Exercise task - Go through the material and write it all out exactly, minus the pictures.

Data -

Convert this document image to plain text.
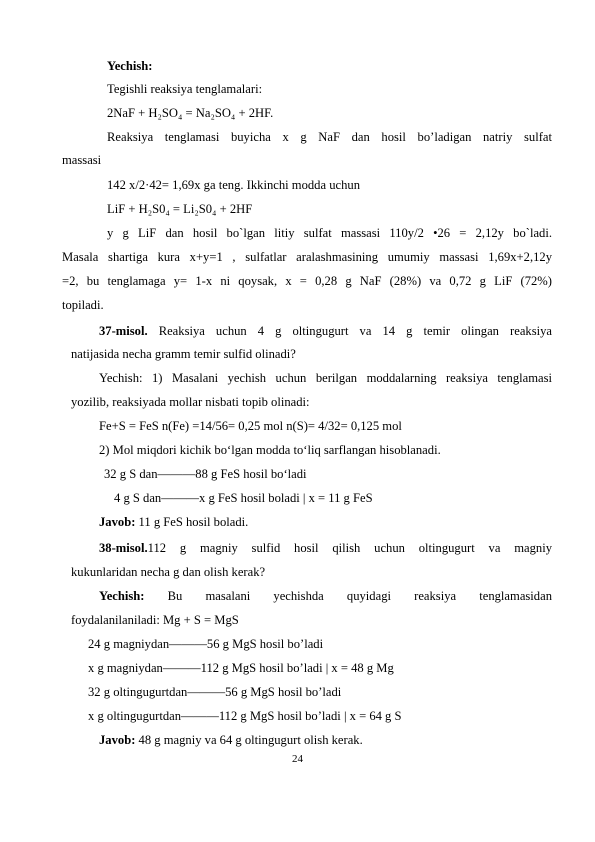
Yechish:
Tegishli reaksiya tenglamalari:
2NaF + H₂SO₄ = Na₂SO₄ + 2HF.
Reaksiya tenglamasi buyicha x g NaF dan hosil bo’ladigan natriy sulfat
massasi
142 x/2·42= 1,69x ga teng. Ikkinchi modda uchun
LiF + H₂S0₄ = Li₂S0₄ + 2HF
y g LiF dan hosil bo`lgan litiy sulfat massasi 110y/2 •26 = 2,12y bo`ladi.
Masala shartiga kura x+y=1 , sulfatlar aralashmasining umumiy massasi 1,69x+2,12y
=2, bu tenglamaga y= 1-x ni qoysak, x = 0,28 g NaF (28%) va 0,72 g LiF (72%)
topiladi.
37-misol. Reaksiya uchun 4 g oltingugurt va 14 g temir olingan reaksiya
natijasida necha gramm temir sulfid olinadi?
Yechish: 1) Masalani yechish uchun berilgan moddalarning reaksiya tenglamasi
yozilib, reaksiyada mollar nisbati topib olinadi:
Fe+S = FeS n(Fe) =14/56= 0,25 mol n(S)= 4/32= 0,125 mol
2) Mol miqdori kichik bo‘lgan modda to‘liq sarflangan hisoblanadi.
32 g S dan———88 g FeS hosil bo‘ladi
4 g S dan———x g FeS hosil boladi | x = 11 g FeS
Javob: 11 g FeS hosil boladi.
38-misol.112 g magniy sulfid hosil qilish uchun oltingugurt va magniy
kukunlaridan necha g dan olish kerak?
Yechish: Bu masalani yechishda quyidagi reaksiya tenglamasidan
foydalanilaniladi: Mg + S = MgS
24 g magniydan———56 g MgS hosil bo’ladi
x g magniydan———112 g MgS hosil bo’ladi | x = 48 g Mg
32 g oltingugurtdan———56 g MgS hosil bo’ladi
x g oltingugurtdan———112 g MgS hosil bo’ladi | x = 64 g S
Javob: 48 g magniy va 64 g oltingugurt olish kerak.
24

Response to the exercise -
Convert this document image to plain text.
Yechish:
Tegishli reaksiya tenglamalari:
2NaF + H₂SO₄ = Na₂SO₄ + 2HF.
Reaksiya tenglamasi buyicha x g NaF dan hosil bo’ladigan natriy sulfat
massasi
142 x/2·42= 1,69x ga teng. Ikkinchi modda uchun
LiF + H₂S0₄ = Li₂S0₄ + 2HF
y g LiF dan hosil bo`lgan litiy sulfat massasi 110y/2 •26 = 2,12y bo`ladi.
Masala shartiga kura x+y=1 , sulfatlar aralashmasining umumiy massasi 1,69x+2,12y
=2, bu tenglamaga y= 1-x ni qoysak, x = 0,28 g NaF (28%) va 0,72 g LiF (72%)
topiladi.
37-misol. Reaksiya uchun 4 g oltingugurt va 14 g temir olingan reaksiya
natijasida necha gramm temir sulfid olinadi?
Yechish: 1) Masalani yechish uchun berilgan moddalarning reaksiya tenglamasi
yozilib, reaksiyada mollar nisbati topib olinadi:
Fe+S = FeS n(Fe) =14/56= 0,25 mol n(S)= 4/32= 0,125 mol
2) Mol miqdori kichik bo‘lgan modda to‘liq sarflangan hisoblanadi.
32 g S dan———88 g FeS hosil bo‘ladi
4 g S dan———x g FeS hosil boladi | x = 11 g FeS
Javob: 11 g FeS hosil boladi.
38-misol.112 g magniy sulfid hosil qilish uchun oltingugurt va magniy
kukunlaridan necha g dan olish kerak?
Yechish: Bu masalani yechishda quyidagi reaksiya tenglamasidan
foydalanilaniladi: Mg + S = MgS
24 g magniydan———56 g MgS hosil bo’ladi
x g magniydan———112 g MgS hosil bo’ladi | x = 48 g Mg
32 g oltingugurtdan———56 g MgS hosil bo’ladi
x g oltingugurtdan———112 g MgS hosil bo’ladi | x = 64 g S
Javob: 48 g magniy va 64 g oltingugurt olish kerak.
24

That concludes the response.